WHAT YOU NEED TO DO: Retype the whole listing below, character for character.
+ + +
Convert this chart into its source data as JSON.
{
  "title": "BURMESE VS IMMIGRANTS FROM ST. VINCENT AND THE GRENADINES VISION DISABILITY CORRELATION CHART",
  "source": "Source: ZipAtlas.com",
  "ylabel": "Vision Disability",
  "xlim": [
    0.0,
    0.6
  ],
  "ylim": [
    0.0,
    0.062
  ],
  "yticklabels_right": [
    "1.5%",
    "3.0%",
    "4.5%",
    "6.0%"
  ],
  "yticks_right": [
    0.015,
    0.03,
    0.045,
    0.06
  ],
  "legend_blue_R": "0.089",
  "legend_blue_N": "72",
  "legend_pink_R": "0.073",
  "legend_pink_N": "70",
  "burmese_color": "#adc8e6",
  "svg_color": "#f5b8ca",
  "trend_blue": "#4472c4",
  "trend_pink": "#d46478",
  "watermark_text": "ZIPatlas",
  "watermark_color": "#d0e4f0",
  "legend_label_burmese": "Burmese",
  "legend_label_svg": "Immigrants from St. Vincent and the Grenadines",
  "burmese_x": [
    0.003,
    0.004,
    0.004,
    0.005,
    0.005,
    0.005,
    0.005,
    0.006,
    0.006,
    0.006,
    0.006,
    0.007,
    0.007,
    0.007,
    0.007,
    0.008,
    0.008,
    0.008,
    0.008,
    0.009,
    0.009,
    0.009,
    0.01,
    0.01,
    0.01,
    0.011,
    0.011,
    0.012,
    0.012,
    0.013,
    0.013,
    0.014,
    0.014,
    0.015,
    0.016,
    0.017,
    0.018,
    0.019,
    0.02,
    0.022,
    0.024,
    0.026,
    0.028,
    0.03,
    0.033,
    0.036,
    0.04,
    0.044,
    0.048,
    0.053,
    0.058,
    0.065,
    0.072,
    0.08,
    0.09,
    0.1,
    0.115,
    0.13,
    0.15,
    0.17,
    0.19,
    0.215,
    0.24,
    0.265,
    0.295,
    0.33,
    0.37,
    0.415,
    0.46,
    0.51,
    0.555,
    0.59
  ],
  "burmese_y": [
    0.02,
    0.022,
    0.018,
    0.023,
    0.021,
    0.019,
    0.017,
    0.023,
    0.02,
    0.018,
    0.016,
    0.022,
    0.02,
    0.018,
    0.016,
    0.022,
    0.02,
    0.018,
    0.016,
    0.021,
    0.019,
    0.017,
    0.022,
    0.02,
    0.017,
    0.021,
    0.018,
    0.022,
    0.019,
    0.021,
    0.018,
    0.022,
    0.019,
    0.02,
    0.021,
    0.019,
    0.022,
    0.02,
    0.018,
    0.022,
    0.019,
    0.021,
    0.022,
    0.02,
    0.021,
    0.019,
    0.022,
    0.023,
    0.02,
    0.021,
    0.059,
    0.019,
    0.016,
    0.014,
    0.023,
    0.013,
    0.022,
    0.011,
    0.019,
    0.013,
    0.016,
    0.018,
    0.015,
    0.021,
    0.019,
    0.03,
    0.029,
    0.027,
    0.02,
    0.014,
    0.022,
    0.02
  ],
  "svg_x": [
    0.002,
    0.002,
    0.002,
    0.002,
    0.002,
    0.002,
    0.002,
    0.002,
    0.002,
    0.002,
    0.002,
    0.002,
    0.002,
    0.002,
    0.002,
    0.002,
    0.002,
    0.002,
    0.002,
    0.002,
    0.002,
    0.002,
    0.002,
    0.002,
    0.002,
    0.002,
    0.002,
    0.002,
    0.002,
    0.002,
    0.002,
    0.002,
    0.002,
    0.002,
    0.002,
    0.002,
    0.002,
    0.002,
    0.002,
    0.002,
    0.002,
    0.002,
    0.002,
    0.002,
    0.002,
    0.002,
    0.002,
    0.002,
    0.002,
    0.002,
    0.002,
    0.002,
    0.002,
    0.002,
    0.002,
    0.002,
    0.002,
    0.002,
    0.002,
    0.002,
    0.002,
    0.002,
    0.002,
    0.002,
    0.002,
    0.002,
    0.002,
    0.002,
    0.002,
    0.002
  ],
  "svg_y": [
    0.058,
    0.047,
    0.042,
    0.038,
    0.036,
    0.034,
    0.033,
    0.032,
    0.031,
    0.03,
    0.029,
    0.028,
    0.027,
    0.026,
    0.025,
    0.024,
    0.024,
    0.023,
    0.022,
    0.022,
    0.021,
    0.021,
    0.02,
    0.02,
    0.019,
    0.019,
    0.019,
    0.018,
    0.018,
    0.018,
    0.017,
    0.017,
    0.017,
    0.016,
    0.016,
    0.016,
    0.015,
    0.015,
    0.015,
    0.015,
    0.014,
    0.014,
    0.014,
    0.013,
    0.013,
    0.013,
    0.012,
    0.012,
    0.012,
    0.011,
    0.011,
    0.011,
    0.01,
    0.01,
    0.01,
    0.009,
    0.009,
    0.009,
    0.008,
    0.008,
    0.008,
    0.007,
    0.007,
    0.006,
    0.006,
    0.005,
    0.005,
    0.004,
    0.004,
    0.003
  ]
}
+ + +
EXERCISE ANSWER:
Convert this chart into its source data as JSON.
{
  "title": "BURMESE VS IMMIGRANTS FROM ST. VINCENT AND THE GRENADINES VISION DISABILITY CORRELATION CHART",
  "source": "Source: ZipAtlas.com",
  "ylabel": "Vision Disability",
  "xlim": [
    0.0,
    0.6
  ],
  "ylim": [
    0.0,
    0.062
  ],
  "yticklabels_right": [
    "1.5%",
    "3.0%",
    "4.5%",
    "6.0%"
  ],
  "yticks_right": [
    0.015,
    0.03,
    0.045,
    0.06
  ],
  "legend_blue_R": "0.089",
  "legend_blue_N": "72",
  "legend_pink_R": "0.073",
  "legend_pink_N": "70",
  "burmese_color": "#adc8e6",
  "svg_color": "#f5b8ca",
  "trend_blue": "#4472c4",
  "trend_pink": "#d46478",
  "watermark_text": "ZIPatlas",
  "watermark_color": "#d0e4f0",
  "legend_label_burmese": "Burmese",
  "legend_label_svg": "Immigrants from St. Vincent and the Grenadines",
  "burmese_x": [
    0.003,
    0.004,
    0.004,
    0.005,
    0.005,
    0.005,
    0.005,
    0.006,
    0.006,
    0.006,
    0.006,
    0.007,
    0.007,
    0.007,
    0.007,
    0.008,
    0.008,
    0.008,
    0.008,
    0.009,
    0.009,
    0.009,
    0.01,
    0.01,
    0.01,
    0.011,
    0.011,
    0.012,
    0.012,
    0.013,
    0.013,
    0.014,
    0.014,
    0.015,
    0.016,
    0.017,
    0.018,
    0.019,
    0.02,
    0.022,
    0.024,
    0.026,
    0.028,
    0.03,
    0.033,
    0.036,
    0.04,
    0.044,
    0.048,
    0.053,
    0.058,
    0.065,
    0.072,
    0.08,
    0.09,
    0.1,
    0.115,
    0.13,
    0.15,
    0.17,
    0.19,
    0.215,
    0.24,
    0.265,
    0.295,
    0.33,
    0.37,
    0.415,
    0.46,
    0.51,
    0.555,
    0.59
  ],
  "burmese_y": [
    0.02,
    0.022,
    0.018,
    0.023,
    0.021,
    0.019,
    0.017,
    0.023,
    0.02,
    0.018,
    0.016,
    0.022,
    0.02,
    0.018,
    0.016,
    0.022,
    0.02,
    0.018,
    0.016,
    0.021,
    0.019,
    0.017,
    0.022,
    0.02,
    0.017,
    0.021,
    0.018,
    0.022,
    0.019,
    0.021,
    0.018,
    0.022,
    0.019,
    0.02,
    0.021,
    0.019,
    0.022,
    0.02,
    0.018,
    0.022,
    0.019,
    0.021,
    0.022,
    0.02,
    0.021,
    0.019,
    0.022,
    0.023,
    0.02,
    0.021,
    0.059,
    0.019,
    0.016,
    0.014,
    0.023,
    0.013,
    0.022,
    0.011,
    0.019,
    0.013,
    0.016,
    0.018,
    0.015,
    0.021,
    0.019,
    0.03,
    0.029,
    0.027,
    0.02,
    0.014,
    0.022,
    0.02
  ],
  "svg_x": [
    0.002,
    0.002,
    0.002,
    0.002,
    0.002,
    0.002,
    0.002,
    0.002,
    0.002,
    0.002,
    0.002,
    0.002,
    0.002,
    0.002,
    0.002,
    0.002,
    0.002,
    0.002,
    0.002,
    0.002,
    0.002,
    0.002,
    0.002,
    0.002,
    0.002,
    0.002,
    0.002,
    0.002,
    0.002,
    0.002,
    0.002,
    0.002,
    0.002,
    0.002,
    0.002,
    0.002,
    0.002,
    0.002,
    0.002,
    0.002,
    0.002,
    0.002,
    0.002,
    0.002,
    0.002,
    0.002,
    0.002,
    0.002,
    0.002,
    0.002,
    0.002,
    0.002,
    0.002,
    0.002,
    0.002,
    0.002,
    0.002,
    0.002,
    0.002,
    0.002,
    0.002,
    0.002,
    0.002,
    0.002,
    0.002,
    0.002,
    0.002,
    0.002,
    0.002,
    0.002
  ],
  "svg_y": [
    0.058,
    0.047,
    0.042,
    0.038,
    0.036,
    0.034,
    0.033,
    0.032,
    0.031,
    0.03,
    0.029,
    0.028,
    0.027,
    0.026,
    0.025,
    0.024,
    0.024,
    0.023,
    0.022,
    0.022,
    0.021,
    0.021,
    0.02,
    0.02,
    0.019,
    0.019,
    0.019,
    0.018,
    0.018,
    0.018,
    0.017,
    0.017,
    0.017,
    0.016,
    0.016,
    0.016,
    0.015,
    0.015,
    0.015,
    0.015,
    0.014,
    0.014,
    0.014,
    0.013,
    0.013,
    0.013,
    0.012,
    0.012,
    0.012,
    0.011,
    0.011,
    0.011,
    0.01,
    0.01,
    0.01,
    0.009,
    0.009,
    0.009,
    0.008,
    0.008,
    0.008,
    0.007,
    0.007,
    0.006,
    0.006,
    0.005,
    0.005,
    0.004,
    0.004,
    0.003
  ]
}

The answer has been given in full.